[Dataset entries]
--------------------------------------------------

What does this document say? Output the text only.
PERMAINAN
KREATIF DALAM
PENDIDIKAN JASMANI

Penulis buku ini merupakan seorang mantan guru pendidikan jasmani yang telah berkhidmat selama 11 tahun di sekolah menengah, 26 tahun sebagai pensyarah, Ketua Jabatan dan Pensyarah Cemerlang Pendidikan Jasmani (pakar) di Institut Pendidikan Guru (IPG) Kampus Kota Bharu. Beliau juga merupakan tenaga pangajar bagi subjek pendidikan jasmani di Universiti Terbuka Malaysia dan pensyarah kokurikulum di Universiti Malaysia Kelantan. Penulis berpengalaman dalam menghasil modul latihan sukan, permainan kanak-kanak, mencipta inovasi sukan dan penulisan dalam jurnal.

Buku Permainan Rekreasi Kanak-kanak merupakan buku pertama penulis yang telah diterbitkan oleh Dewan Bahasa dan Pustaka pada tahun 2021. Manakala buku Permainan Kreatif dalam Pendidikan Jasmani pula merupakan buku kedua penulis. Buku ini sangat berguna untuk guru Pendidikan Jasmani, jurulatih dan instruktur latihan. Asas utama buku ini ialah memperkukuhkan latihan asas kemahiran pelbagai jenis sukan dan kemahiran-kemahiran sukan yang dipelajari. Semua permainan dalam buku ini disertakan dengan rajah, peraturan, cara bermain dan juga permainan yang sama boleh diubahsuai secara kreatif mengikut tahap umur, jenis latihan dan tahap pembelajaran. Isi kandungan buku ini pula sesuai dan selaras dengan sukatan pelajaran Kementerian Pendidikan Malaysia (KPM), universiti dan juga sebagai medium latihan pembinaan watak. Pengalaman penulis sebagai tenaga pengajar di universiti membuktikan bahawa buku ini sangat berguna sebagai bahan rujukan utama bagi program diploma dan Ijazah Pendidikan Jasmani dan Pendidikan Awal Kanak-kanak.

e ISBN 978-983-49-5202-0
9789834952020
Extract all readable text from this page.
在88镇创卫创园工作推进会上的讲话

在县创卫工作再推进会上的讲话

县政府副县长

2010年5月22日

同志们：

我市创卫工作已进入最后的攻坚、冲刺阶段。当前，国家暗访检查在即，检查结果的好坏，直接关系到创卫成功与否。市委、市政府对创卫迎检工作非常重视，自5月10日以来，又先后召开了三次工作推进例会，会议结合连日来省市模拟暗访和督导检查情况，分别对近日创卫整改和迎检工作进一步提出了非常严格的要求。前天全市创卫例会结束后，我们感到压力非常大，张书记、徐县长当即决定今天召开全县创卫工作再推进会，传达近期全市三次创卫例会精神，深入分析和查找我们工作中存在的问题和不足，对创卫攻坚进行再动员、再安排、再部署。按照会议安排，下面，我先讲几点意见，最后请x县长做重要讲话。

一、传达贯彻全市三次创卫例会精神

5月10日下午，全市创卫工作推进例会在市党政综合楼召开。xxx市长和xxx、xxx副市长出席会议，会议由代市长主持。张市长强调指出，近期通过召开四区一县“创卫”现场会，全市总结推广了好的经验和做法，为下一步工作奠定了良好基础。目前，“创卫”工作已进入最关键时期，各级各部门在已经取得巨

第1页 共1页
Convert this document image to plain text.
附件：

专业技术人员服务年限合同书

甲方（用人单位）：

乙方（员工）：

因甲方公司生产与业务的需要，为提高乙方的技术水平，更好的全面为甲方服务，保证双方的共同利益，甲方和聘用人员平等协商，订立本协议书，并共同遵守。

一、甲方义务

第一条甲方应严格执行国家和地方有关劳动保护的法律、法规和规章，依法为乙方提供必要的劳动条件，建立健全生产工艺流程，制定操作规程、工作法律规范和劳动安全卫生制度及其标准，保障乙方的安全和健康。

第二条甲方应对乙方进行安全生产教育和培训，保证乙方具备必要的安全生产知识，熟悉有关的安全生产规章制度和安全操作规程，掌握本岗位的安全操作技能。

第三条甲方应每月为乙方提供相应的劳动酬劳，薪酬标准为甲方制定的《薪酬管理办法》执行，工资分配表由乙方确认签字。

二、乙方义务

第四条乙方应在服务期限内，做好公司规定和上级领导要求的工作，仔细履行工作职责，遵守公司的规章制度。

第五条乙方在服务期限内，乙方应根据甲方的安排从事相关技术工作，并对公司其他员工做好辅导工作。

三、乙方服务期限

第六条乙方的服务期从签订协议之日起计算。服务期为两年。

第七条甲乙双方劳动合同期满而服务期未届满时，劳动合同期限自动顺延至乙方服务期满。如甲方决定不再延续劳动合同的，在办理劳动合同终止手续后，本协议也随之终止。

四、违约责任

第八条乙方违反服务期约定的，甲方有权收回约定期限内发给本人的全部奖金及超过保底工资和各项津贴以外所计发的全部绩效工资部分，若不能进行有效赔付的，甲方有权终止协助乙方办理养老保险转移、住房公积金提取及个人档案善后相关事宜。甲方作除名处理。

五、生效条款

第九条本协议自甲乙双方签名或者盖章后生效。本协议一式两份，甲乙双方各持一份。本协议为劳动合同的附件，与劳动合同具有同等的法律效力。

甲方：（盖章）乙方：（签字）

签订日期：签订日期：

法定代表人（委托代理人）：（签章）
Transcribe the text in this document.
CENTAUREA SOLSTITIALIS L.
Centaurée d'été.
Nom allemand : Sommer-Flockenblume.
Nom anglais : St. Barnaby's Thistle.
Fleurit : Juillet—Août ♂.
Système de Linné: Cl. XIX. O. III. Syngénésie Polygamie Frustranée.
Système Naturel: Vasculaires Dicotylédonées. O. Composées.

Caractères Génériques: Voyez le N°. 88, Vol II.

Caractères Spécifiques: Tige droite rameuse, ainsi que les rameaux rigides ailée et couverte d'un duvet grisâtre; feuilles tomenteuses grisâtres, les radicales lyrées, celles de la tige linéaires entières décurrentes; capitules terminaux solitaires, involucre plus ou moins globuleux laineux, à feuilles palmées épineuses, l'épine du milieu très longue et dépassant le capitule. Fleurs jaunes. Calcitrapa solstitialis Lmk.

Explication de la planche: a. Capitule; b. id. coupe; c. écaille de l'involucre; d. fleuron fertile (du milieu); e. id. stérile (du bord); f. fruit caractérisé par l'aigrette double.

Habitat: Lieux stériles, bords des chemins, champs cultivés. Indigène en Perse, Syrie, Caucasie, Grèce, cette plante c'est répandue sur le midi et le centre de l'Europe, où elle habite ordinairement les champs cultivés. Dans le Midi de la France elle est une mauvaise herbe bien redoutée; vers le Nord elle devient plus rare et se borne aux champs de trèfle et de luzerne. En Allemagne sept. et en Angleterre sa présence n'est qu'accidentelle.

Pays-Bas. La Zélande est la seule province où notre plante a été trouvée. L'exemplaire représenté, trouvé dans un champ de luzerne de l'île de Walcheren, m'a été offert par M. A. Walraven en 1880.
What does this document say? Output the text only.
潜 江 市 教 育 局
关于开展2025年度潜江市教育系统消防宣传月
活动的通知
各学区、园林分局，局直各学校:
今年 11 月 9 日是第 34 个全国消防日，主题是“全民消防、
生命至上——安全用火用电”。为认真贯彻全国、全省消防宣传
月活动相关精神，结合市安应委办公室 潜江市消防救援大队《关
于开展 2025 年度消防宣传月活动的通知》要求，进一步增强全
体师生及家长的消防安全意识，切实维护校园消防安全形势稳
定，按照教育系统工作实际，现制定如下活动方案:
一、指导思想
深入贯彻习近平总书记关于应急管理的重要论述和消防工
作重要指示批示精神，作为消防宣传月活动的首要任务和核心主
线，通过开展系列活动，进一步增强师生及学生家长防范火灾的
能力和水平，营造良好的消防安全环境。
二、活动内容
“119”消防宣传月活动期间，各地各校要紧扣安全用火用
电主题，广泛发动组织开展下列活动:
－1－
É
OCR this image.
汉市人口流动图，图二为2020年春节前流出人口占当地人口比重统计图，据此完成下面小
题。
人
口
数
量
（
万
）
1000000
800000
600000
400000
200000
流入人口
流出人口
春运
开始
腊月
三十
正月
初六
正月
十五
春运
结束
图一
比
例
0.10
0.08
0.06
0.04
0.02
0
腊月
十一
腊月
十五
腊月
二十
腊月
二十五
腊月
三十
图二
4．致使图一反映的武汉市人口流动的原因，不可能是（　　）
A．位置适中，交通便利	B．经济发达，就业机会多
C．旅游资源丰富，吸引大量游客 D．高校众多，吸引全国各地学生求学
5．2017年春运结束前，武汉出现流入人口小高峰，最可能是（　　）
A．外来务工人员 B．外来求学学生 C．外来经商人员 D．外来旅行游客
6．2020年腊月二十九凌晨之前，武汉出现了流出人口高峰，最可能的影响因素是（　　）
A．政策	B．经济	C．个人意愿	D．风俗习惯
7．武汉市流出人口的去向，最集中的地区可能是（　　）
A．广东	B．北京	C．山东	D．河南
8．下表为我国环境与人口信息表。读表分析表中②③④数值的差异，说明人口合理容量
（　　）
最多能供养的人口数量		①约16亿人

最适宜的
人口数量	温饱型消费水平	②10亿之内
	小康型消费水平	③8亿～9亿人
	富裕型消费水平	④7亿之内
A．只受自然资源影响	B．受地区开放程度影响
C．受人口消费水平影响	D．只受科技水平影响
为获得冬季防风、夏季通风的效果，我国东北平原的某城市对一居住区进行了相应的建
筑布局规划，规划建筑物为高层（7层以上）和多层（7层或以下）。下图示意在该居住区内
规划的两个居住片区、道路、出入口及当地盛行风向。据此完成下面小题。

--------------------------------------------------

▶ **Task description**
Only the lines from the one that contains "OCR this image." to the end of the data should be output, exactly as they appear.

▶ **Task result**
OCR this image.
汉市人口流动图，图二为2020年春节前流出人口占当地人口比重统计图，据此完成下面小
题。
人
口
数
量
（
万
）
1000000
800000
600000
400000
200000
流入人口
流出人口
春运
开始
腊月
三十
正月
初六
正月
十五
春运
结束
图一
比
例
0.10
0.08
0.06
0.04
0.02
0
腊月
十一
腊月
十五
腊月
二十
腊月
二十五
腊月
三十
图二
4．致使图一反映的武汉市人口流动的原因，不可能是（　　）
A．位置适中，交通便利	B．经济发达，就业机会多
C．旅游资源丰富，吸引大量游客 D．高校众多，吸引全国各地学生求学
5．2017年春运结束前，武汉出现流入人口小高峰，最可能是（　　）
A．外来务工人员 B．外来求学学生 C．外来经商人员 D．外来旅行游客
6．2020年腊月二十九凌晨之前，武汉出现了流出人口高峰，最可能的影响因素是（　　）
A．政策	B．经济	C．个人意愿	D．风俗习惯
7．武汉市流出人口的去向，最集中的地区可能是（　　）
A．广东	B．北京	C．山东	D．河南
8．下表为我国环境与人口信息表。读表分析表中②③④数值的差异，说明人口合理容量
（　　）
最多能供养的人口数量		①约16亿人

最适宜的
人口数量	温饱型消费水平	②10亿之内
	小康型消费水平	③8亿～9亿人
	富裕型消费水平	④7亿之内
A．只受自然资源影响	B．受地区开放程度影响
C．受人口消费水平影响	D．只受科技水平影响
为获得冬季防风、夏季通风的效果，我国东北平原的某城市对一居住区进行了相应的建
筑布局规划，规划建筑物为高层（7层以上）和多层（7层或以下）。下图示意在该居住区内
规划的两个居住片区、道路、出入口及当地盛行风向。据此完成下面小题。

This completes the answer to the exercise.